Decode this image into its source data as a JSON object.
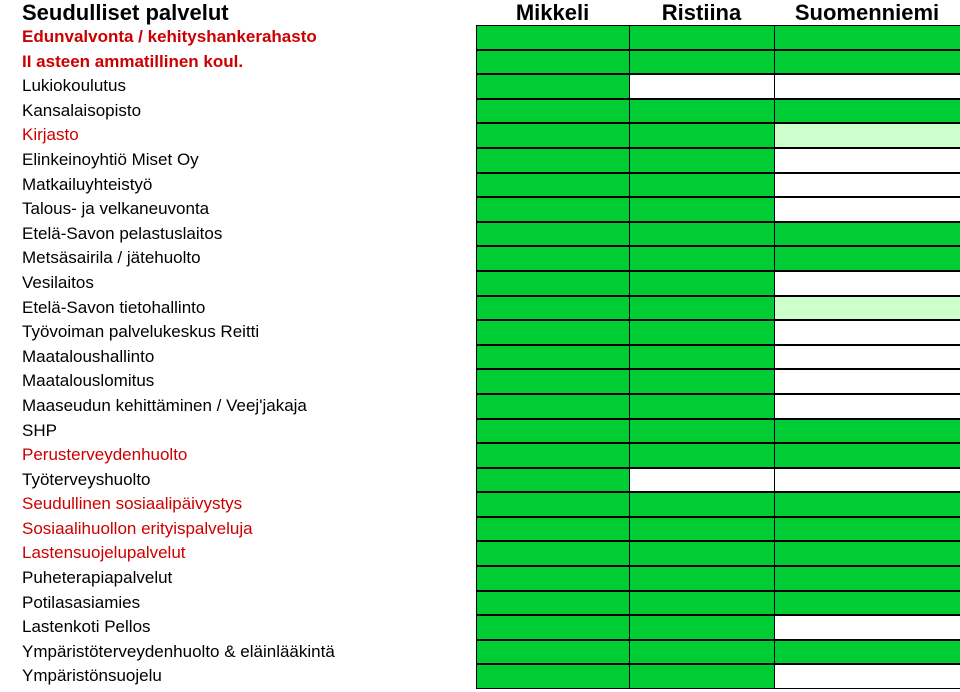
{
  "colors": {
    "full": "#00cc33",
    "partial": "#ccffcc",
    "none": "#ffffff",
    "label_red": "#cc0000",
    "label_black": "#000000"
  },
  "header": {
    "title": "Seudulliset palvelut",
    "columns": [
      "Mikkeli",
      "Ristiina",
      "Suomenniemi"
    ]
  },
  "rows": [
    {
      "label": "Edunvalvonta / kehityshankerahasto",
      "color": "red",
      "bold": true,
      "cells": [
        "full",
        "full",
        "full"
      ]
    },
    {
      "label": "II asteen ammatillinen koul.",
      "color": "red",
      "bold": true,
      "cells": [
        "full",
        "full",
        "full"
      ]
    },
    {
      "label": "Lukiokoulutus",
      "color": "black",
      "bold": false,
      "cells": [
        "full",
        "none",
        "none"
      ]
    },
    {
      "label": "Kansalaisopisto",
      "color": "black",
      "bold": false,
      "cells": [
        "full",
        "full",
        "full"
      ]
    },
    {
      "label": "Kirjasto",
      "color": "red",
      "bold": false,
      "cells": [
        "full",
        "full",
        "partial"
      ]
    },
    {
      "label": "Elinkeinoyhtiö Miset Oy",
      "color": "black",
      "bold": false,
      "cells": [
        "full",
        "full",
        "none"
      ]
    },
    {
      "label": "Matkailuyhteistyö",
      "color": "black",
      "bold": false,
      "cells": [
        "full",
        "full",
        "none"
      ]
    },
    {
      "label": "Talous- ja velkaneuvonta",
      "color": "black",
      "bold": false,
      "cells": [
        "full",
        "full",
        "none"
      ]
    },
    {
      "label": "Etelä-Savon pelastuslaitos",
      "color": "black",
      "bold": false,
      "cells": [
        "full",
        "full",
        "full"
      ]
    },
    {
      "label": "Metsäsairila / jätehuolto",
      "color": "black",
      "bold": false,
      "cells": [
        "full",
        "full",
        "full"
      ]
    },
    {
      "label": "Vesilaitos",
      "color": "black",
      "bold": false,
      "cells": [
        "full",
        "full",
        "none"
      ]
    },
    {
      "label": "Etelä-Savon tietohallinto",
      "color": "black",
      "bold": false,
      "cells": [
        "full",
        "full",
        "partial"
      ]
    },
    {
      "label": "Työvoiman palvelukeskus Reitti",
      "color": "black",
      "bold": false,
      "cells": [
        "full",
        "full",
        "none"
      ]
    },
    {
      "label": "Maataloushallinto",
      "color": "black",
      "bold": false,
      "cells": [
        "full",
        "full",
        "none"
      ]
    },
    {
      "label": "Maatalouslomitus",
      "color": "black",
      "bold": false,
      "cells": [
        "full",
        "full",
        "none"
      ]
    },
    {
      "label": "Maaseudun kehittäminen / Veej'jakaja",
      "color": "black",
      "bold": false,
      "cells": [
        "full",
        "full",
        "none"
      ]
    },
    {
      "label": "SHP",
      "color": "black",
      "bold": false,
      "cells": [
        "full",
        "full",
        "full"
      ]
    },
    {
      "label": "Perusterveydenhuolto",
      "color": "red",
      "bold": false,
      "cells": [
        "full",
        "full",
        "full"
      ]
    },
    {
      "label": "Työterveyshuolto",
      "color": "black",
      "bold": false,
      "cells": [
        "full",
        "none",
        "none"
      ]
    },
    {
      "label": "Seudullinen sosiaalipäivystys",
      "color": "red",
      "bold": false,
      "cells": [
        "full",
        "full",
        "full"
      ]
    },
    {
      "label": "Sosiaalihuollon erityispalveluja",
      "color": "red",
      "bold": false,
      "cells": [
        "full",
        "full",
        "full"
      ]
    },
    {
      "label": "Lastensuojelupalvelut",
      "color": "red",
      "bold": false,
      "cells": [
        "full",
        "full",
        "full"
      ]
    },
    {
      "label": "Puheterapiapalvelut",
      "color": "black",
      "bold": false,
      "cells": [
        "full",
        "full",
        "full"
      ]
    },
    {
      "label": "Potilasasiamies",
      "color": "black",
      "bold": false,
      "cells": [
        "full",
        "full",
        "full"
      ]
    },
    {
      "label": "Lastenkoti Pellos",
      "color": "black",
      "bold": false,
      "cells": [
        "full",
        "full",
        "none"
      ]
    },
    {
      "label": "Ympäristöterveydenhuolto & eläinlääkintä",
      "color": "black",
      "bold": false,
      "cells": [
        "full",
        "full",
        "full"
      ]
    },
    {
      "label": "Ympäristönsuojelu",
      "color": "black",
      "bold": false,
      "cells": [
        "full",
        "full",
        "none"
      ]
    }
  ]
}
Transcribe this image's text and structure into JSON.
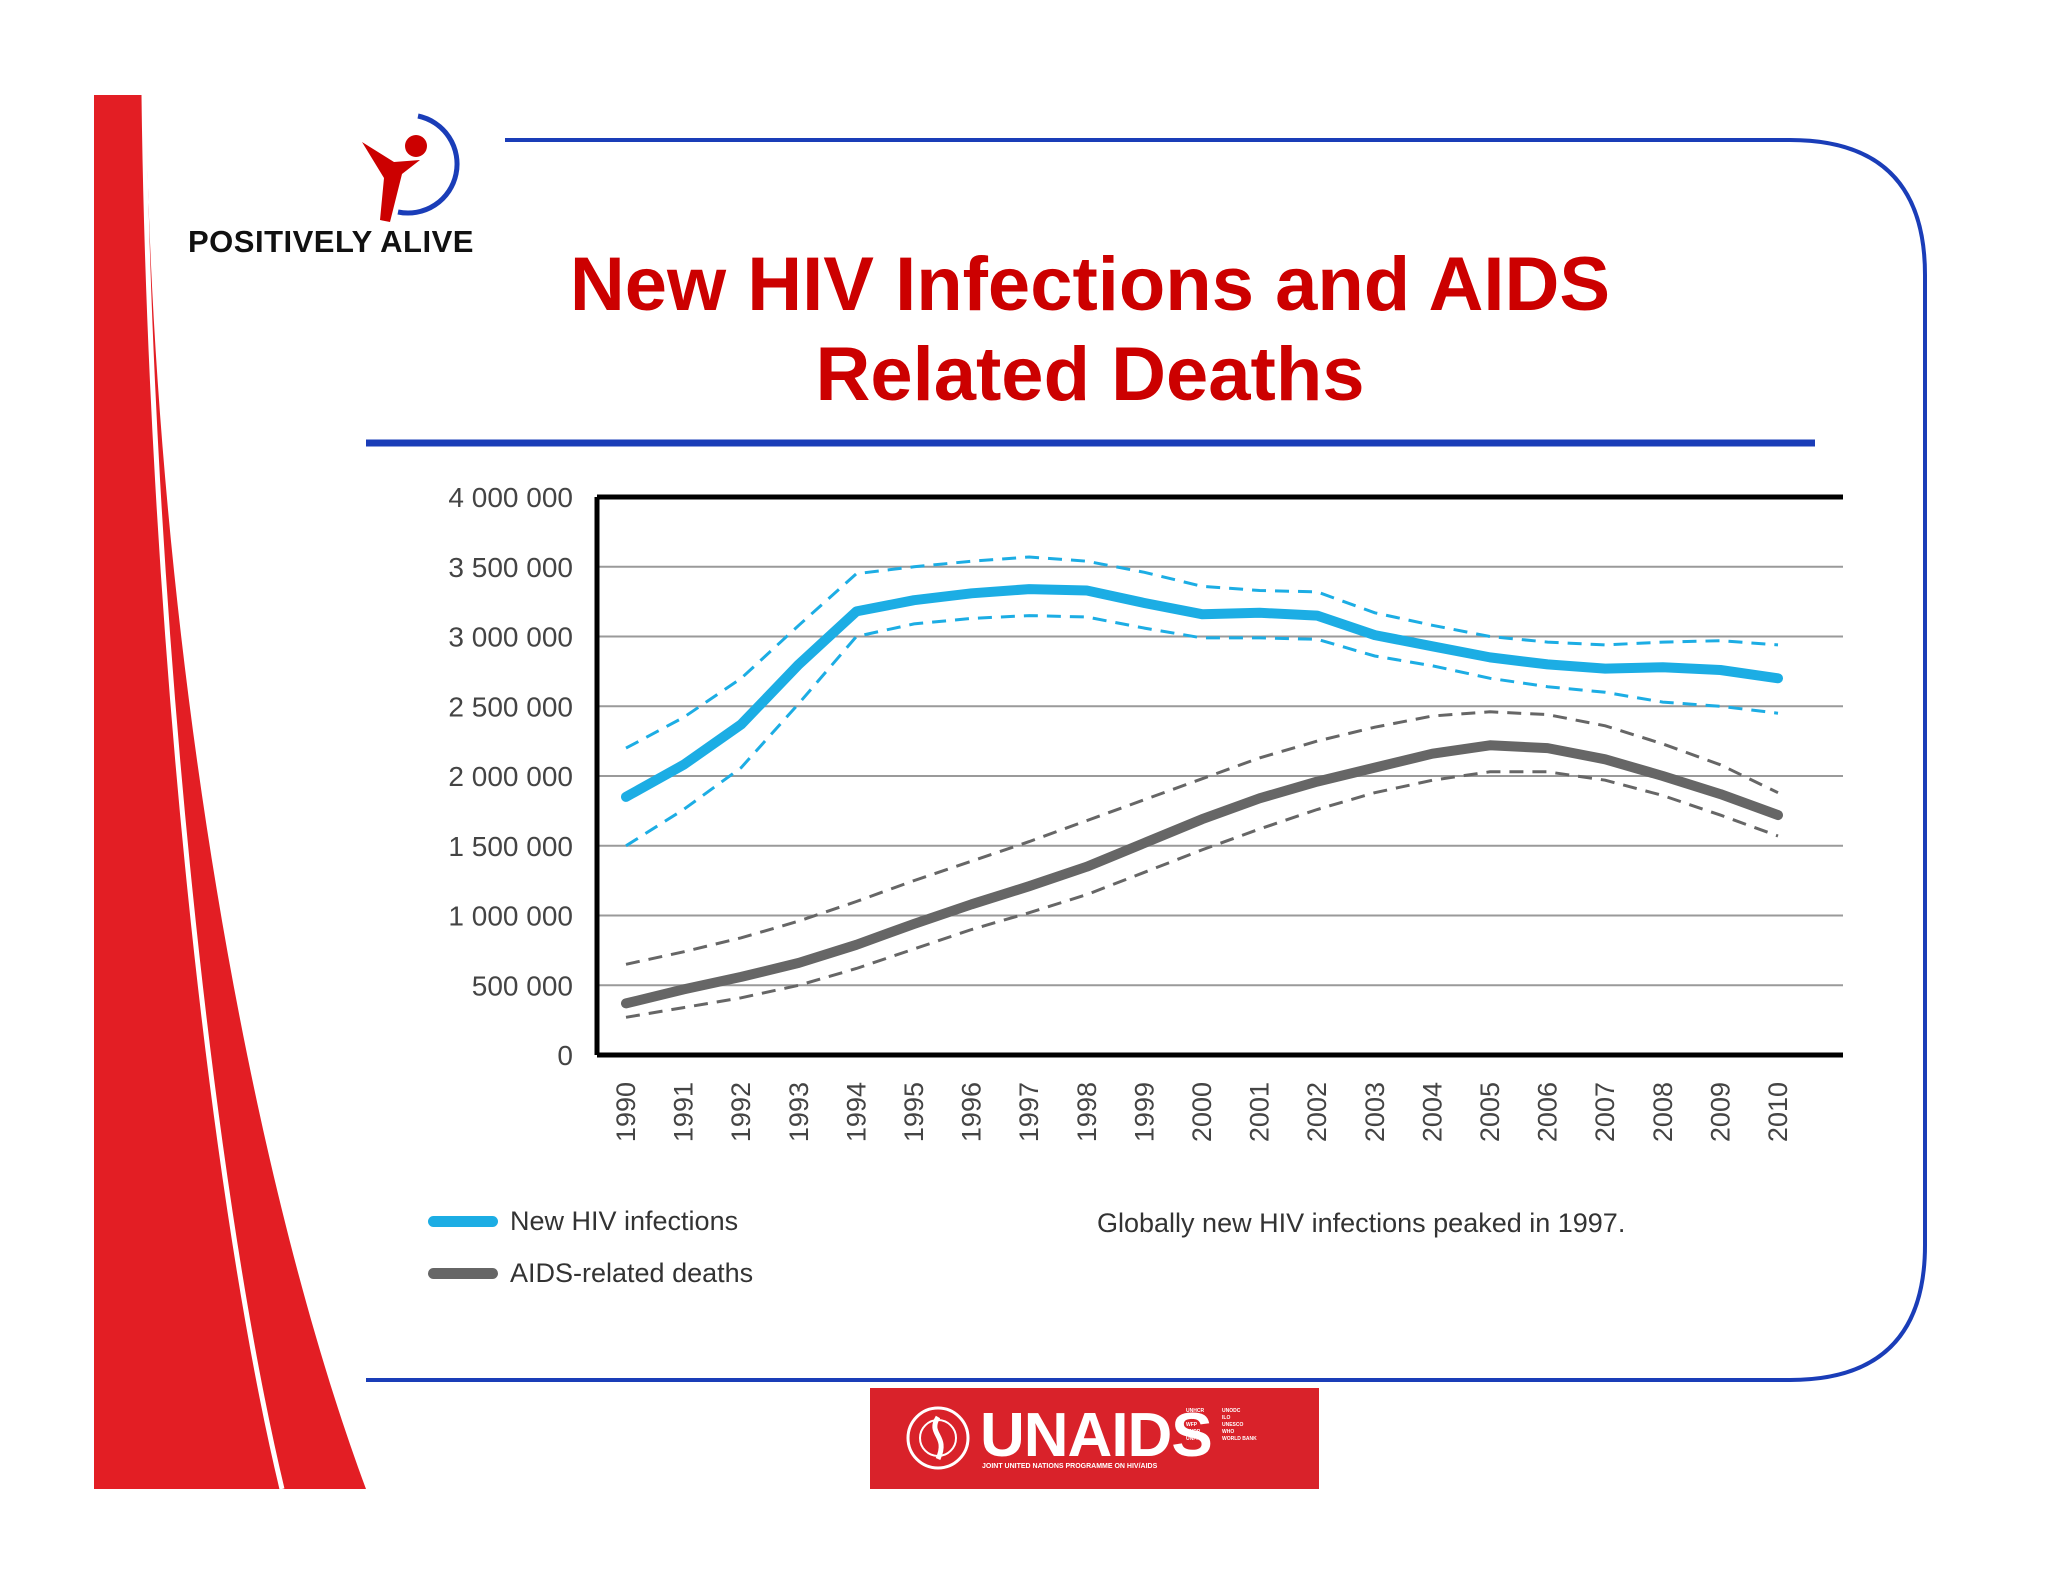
{
  "slide": {
    "title_line1": "New HIV Infections and AIDS",
    "title_line2": "Related Deaths",
    "logo_text": "POSITIVELY ALIVE",
    "brand_colors": {
      "red": "#e31e24",
      "blue": "#1a3db8",
      "title_red": "#cc0000"
    }
  },
  "footer": {
    "brand": "UNAIDS",
    "tagline": "JOINT UNITED NATIONS PROGRAMME ON HIV/AIDS",
    "cosponsors_col1": [
      "UNHCR",
      "UNICEF",
      "WFP",
      "UNDP",
      "UNFPA"
    ],
    "cosponsors_col2": [
      "UNODC",
      "ILO",
      "UNESCO",
      "WHO",
      "WORLD BANK"
    ],
    "badge_color": "#d9222a"
  },
  "chart_data": {
    "type": "line",
    "x": [
      "1990",
      "1991",
      "1992",
      "1993",
      "1994",
      "1995",
      "1996",
      "1997",
      "1998",
      "1999",
      "2000",
      "2001",
      "2002",
      "2003",
      "2004",
      "2005",
      "2006",
      "2007",
      "2008",
      "2009",
      "2010"
    ],
    "ylim": [
      0,
      4000000
    ],
    "yticks": [
      0,
      500000,
      1000000,
      1500000,
      2000000,
      2500000,
      3000000,
      3500000,
      4000000
    ],
    "ytick_labels": [
      "0",
      "500 000",
      "1 000 000",
      "1 500 000",
      "2 000 000",
      "2 500 000",
      "3 000 000",
      "3 500 000",
      "4 000 000"
    ],
    "grid": "horizontal",
    "series": [
      {
        "name": "New HIV infections",
        "color": "#1cade4",
        "values": [
          1850000,
          2080000,
          2370000,
          2800000,
          3180000,
          3260000,
          3310000,
          3340000,
          3330000,
          3240000,
          3160000,
          3170000,
          3150000,
          3010000,
          2930000,
          2850000,
          2800000,
          2770000,
          2780000,
          2760000,
          2700000
        ],
        "upper": [
          2200000,
          2420000,
          2700000,
          3080000,
          3450000,
          3500000,
          3540000,
          3570000,
          3540000,
          3460000,
          3360000,
          3330000,
          3320000,
          3170000,
          3080000,
          3000000,
          2960000,
          2940000,
          2960000,
          2970000,
          2940000
        ],
        "lower": [
          1500000,
          1760000,
          2060000,
          2520000,
          3000000,
          3090000,
          3130000,
          3150000,
          3140000,
          3060000,
          2990000,
          2990000,
          2980000,
          2860000,
          2790000,
          2700000,
          2640000,
          2600000,
          2530000,
          2500000,
          2450000
        ]
      },
      {
        "name": "AIDS-related deaths",
        "color": "#666666",
        "values": [
          370000,
          470000,
          560000,
          660000,
          790000,
          940000,
          1080000,
          1210000,
          1350000,
          1520000,
          1690000,
          1840000,
          1960000,
          2060000,
          2160000,
          2220000,
          2200000,
          2120000,
          2000000,
          1870000,
          1720000
        ],
        "upper": [
          650000,
          740000,
          840000,
          960000,
          1100000,
          1250000,
          1390000,
          1530000,
          1680000,
          1830000,
          1980000,
          2130000,
          2250000,
          2350000,
          2430000,
          2460000,
          2440000,
          2360000,
          2230000,
          2080000,
          1880000
        ],
        "lower": [
          270000,
          340000,
          410000,
          500000,
          620000,
          760000,
          900000,
          1020000,
          1150000,
          1310000,
          1470000,
          1620000,
          1760000,
          1880000,
          1970000,
          2030000,
          2030000,
          1970000,
          1860000,
          1720000,
          1570000
        ]
      }
    ],
    "annotation": "Globally new HIV infections peaked in 1997."
  }
}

○ ○ ○ ○ ○ ○ ○

— EXERCISE GOAL —
Gather each line of the listing that holds the string "image".

— IN RESPONSE —
Decode this image into its source data as a JSON object.
Transcribe this image's text and structure into JSON.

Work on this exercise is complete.